------ Provided data
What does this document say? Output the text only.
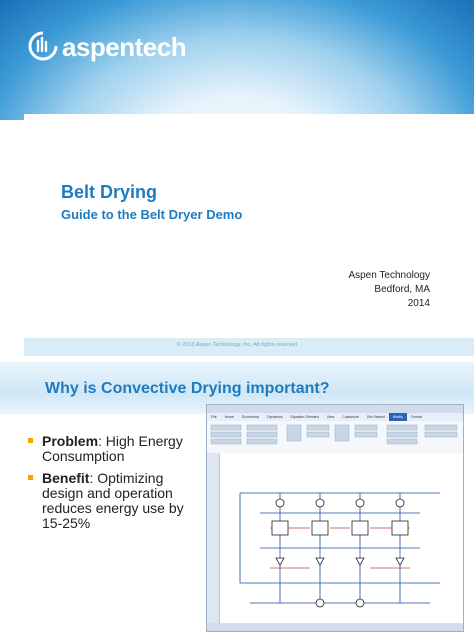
aspentech
Belt Drying
Guide to the Belt Dryer Demo
Aspen Technology
Bedford, MA
2014
© 2013 Aspen Technology, Inc. All rights reserved
Why is Convective Drying important?
Problem: High Energy Consumption
Benefit: Optimizing design and operation reduces energy use by 15-25%
File	Home	Economics	Dynamics	Equation Oriented	View	Customize	Get Started	Modify	Format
------------
What to work on ->
Filter out all lines lacking the word "Technology" and copy the rest.

Answer below ->
Aspen Technology
© 2013 Aspen Technology, Inc. All rights reserved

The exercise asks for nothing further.